Set task>
Pull out every line below that holds the word "frac".

Extracted information>
>> BEGIN

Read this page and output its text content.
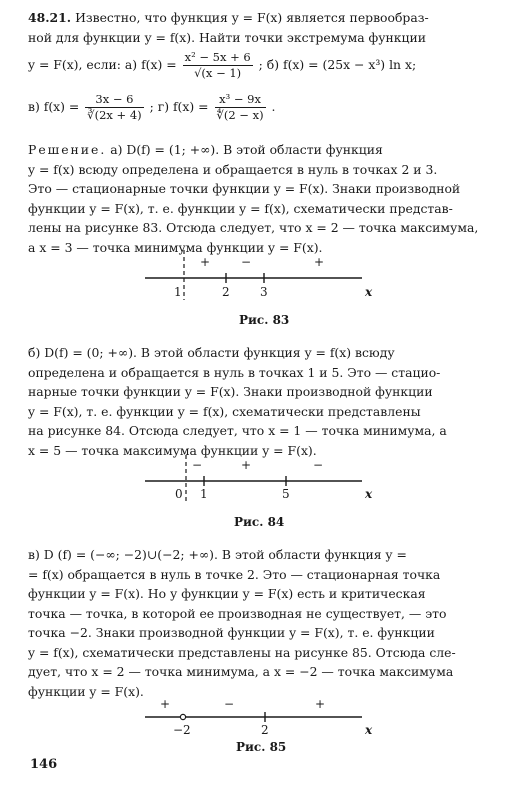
48.21. Известно, что функция y = F(x) является первообраз-
ной для функции y = f(x). Найти точки экстремума функции
y = F(x), если: а) $f(x) = \frac{\text{x² − 5x + 6}}{√(x - 1)}$ ; б) f(x) = (25x − x³) ln x;
в) $f(x) = \frac{3x - 6}{∛(2x + 4)}$ ; г) $f(x) = \frac{\text{x³ − 9x}}{∜(2 - x)}$ .
Решение. а) D(f) = (1; +∞). В этой области функция
y = f(x) всюду определена и обращается в нуль в точках 2 и 3.
Это — стационарные точки функции y = F(x). Знаки производной
функции y = F(x), т. е. функции y = f(x), схематически представ-
лены на рисунке 83. Отсюда следует, что x = 2 — точка максимума,
а x = 3 — точка минимума функции y = F(x).
+	−	+
1	2	3	x
Рис. 83
б) D(f) = (0; +∞). В этой области функция y = f(x) всюду
определена и обращается в нуль в точках 1 и 5. Это — стацио-
нарные точки функции y = F(x). Знаки производной функции
y = F(x), т. е. функции y = f(x), схематически представлены
на рисунке 84. Отсюда следует, что x = 1 — точка минимума, а
x = 5 — точка максимума функции y = F(x).
−	+	−
0 1	5	x
Рис. 84
в) D (f) = (−∞; −2)∪(−2; +∞). В этой области функция y =
= f(x) обращается в нуль в точке 2. Это — стационарная точка
функции y = F(x). Но у функции y = F(x) есть и критическая
точка — точка, в которой ее производная не существует, — это
точка −2. Знаки производной функции y = F(x), т. е. функции
y = f(x), схематически представлены на рисунке 85. Отсюда сле-
дует, что x = 2 — точка минимума, а x = −2 — точка максимума
функции y = F(x).
+	−	+
−2	2	x
Рис. 85
146
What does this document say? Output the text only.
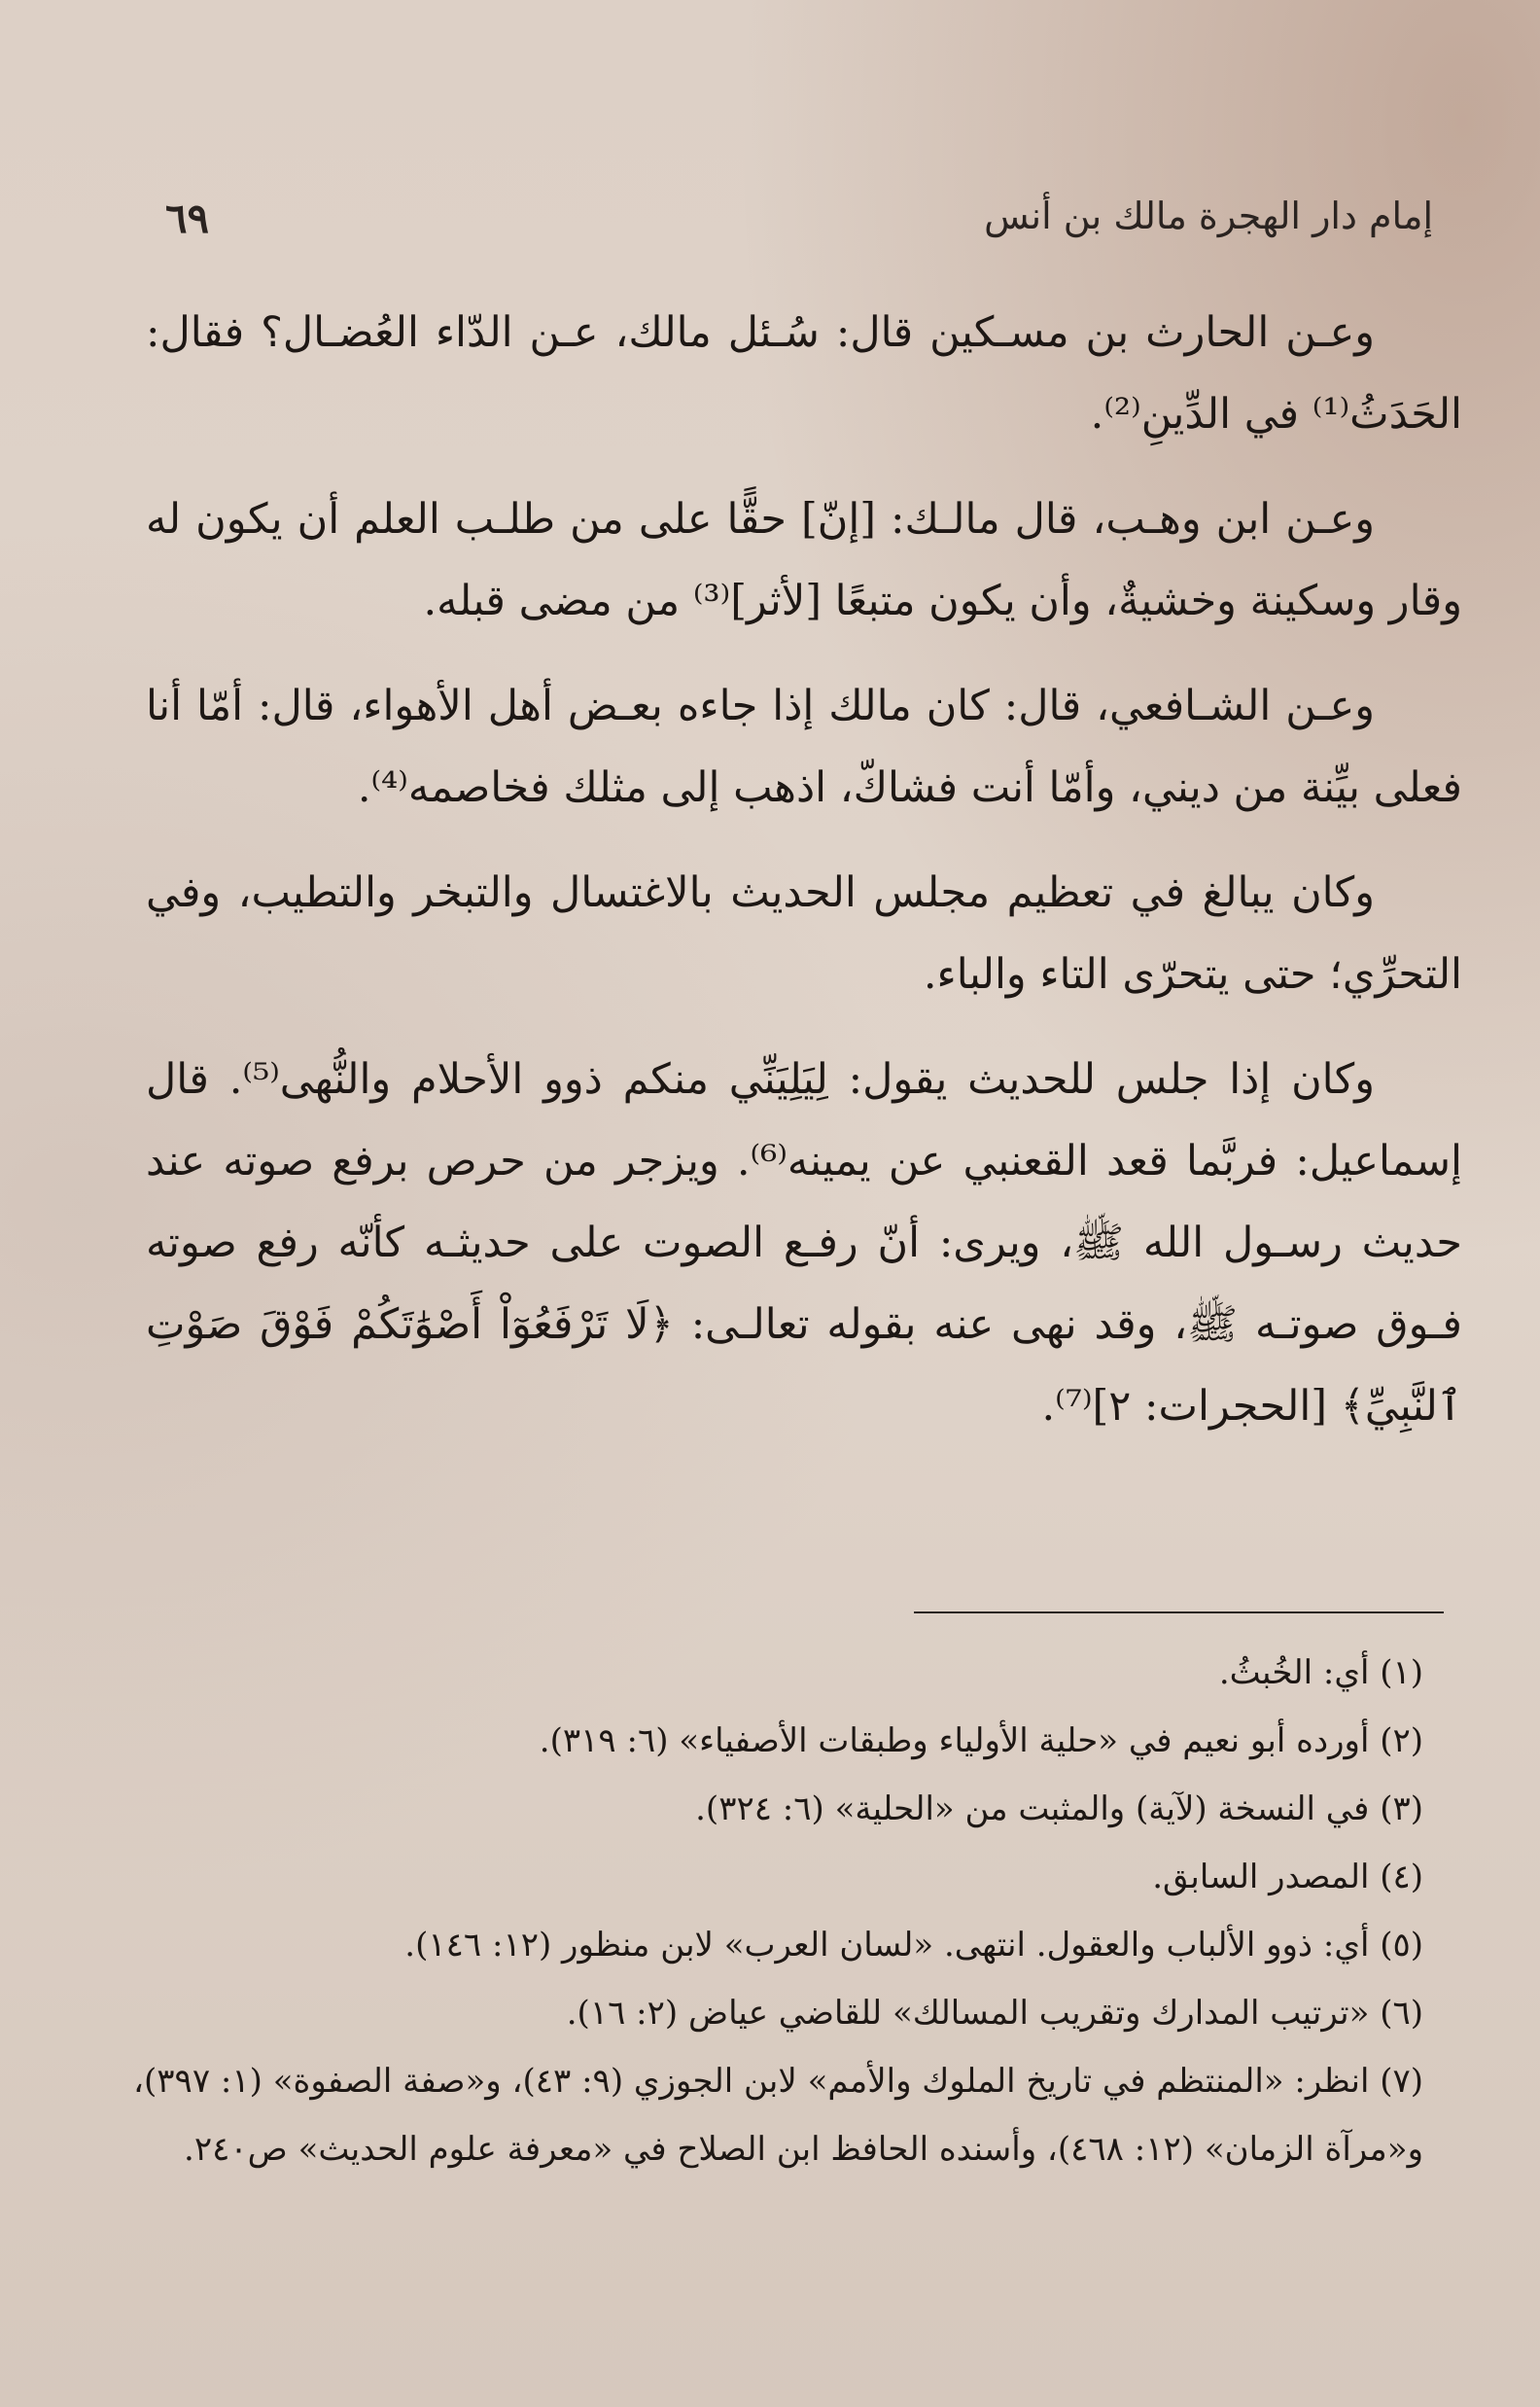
إمام دار الهجرة مالك بن أنس
٦٩

وعـن الحارث بن مسـكين قال: سُـئل مالك، عـن الدّاء العُضـال؟ فقال: الحَدَثُ⁽¹⁾ في الدِّينِ⁽²⁾.

وعـن ابن وهـب، قال مالـك: [إنّ] حقًّا على من طلـب العلم أن يكون له وقار وسكينة وخشيةٌ، وأن يكون متبعًا [لأثر]⁽³⁾ من مضى قبله.

وعـن الشـافعي، قال: كان مالك إذا جاءه بعـض أهل الأهواء، قال: أمّا أنا فعلى بيِّنة من ديني، وأمّا أنت فشاكّ، اذهب إلى مثلك فخاصمه⁽⁴⁾.

وكان يبالغ في تعظيم مجلس الحديث بالاغتسال والتبخر والتطيب، وفي التحرِّي؛ حتى يتحرّى التاء والباء.

وكان إذا جلس للحديث يقول: لِيَلِيَنِّي منكم ذوو الأحلام والنُّهى⁽⁵⁾. قال إسماعيل: فربَّما قعد القعنبي عن يمينه⁽⁶⁾. ويزجر من حرص برفع صوته عند حديث رسـول الله ﷺ، ويرى: أنّ رفـع الصوت على حديثـه كأنّه رفع صوته فـوق صوتـه ﷺ، وقد نهى عنه بقوله تعالـى: ﴿لَا تَرْفَعُوٓاْ أَصْوَٰتَكُمْ فَوْقَ صَوْتِ ٱلنَّبِيِّ﴾ [الحجرات: ٢]⁽⁷⁾.

(١) أي: الخُبثُ.

(٢) أورده أبو نعيم في «حلية الأولياء وطبقات الأصفياء» (٦: ٣١٩).

(٣) في النسخة (لآية) والمثبت من «الحلية» (٦: ٣٢٤).

(٤) المصدر السابق.

(٥) أي: ذوو الألباب والعقول. انتهى. «لسان العرب» لابن منظور (١٢: ١٤٦).

(٦) «ترتيب المدارك وتقريب المسالك» للقاضي عياض (٢: ١٦).

(٧) انظر: «المنتظم في تاريخ الملوك والأمم» لابن الجوزي (٩: ٤٣)، و«صفة الصفوة» (١: ٣٩٧)، و«مرآة الزمان» (١٢: ٤٦٨)، وأسنده الحافظ ابن الصلاح في «معرفة علوم الحديث» ص٢٤٠.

>> END

Expected answer>
y = F(x), если: а) $f(x) = \frac{\text{x² − 5x + 6}}{√(x - 1)}$ ; б) f(x) = (25x − x³) ln x;
в) $f(x) = \frac{3x - 6}{∛(2x + 4)}$ ; г) $f(x) = \frac{\text{x³ − 9x}}{∜(2 - x)}$ .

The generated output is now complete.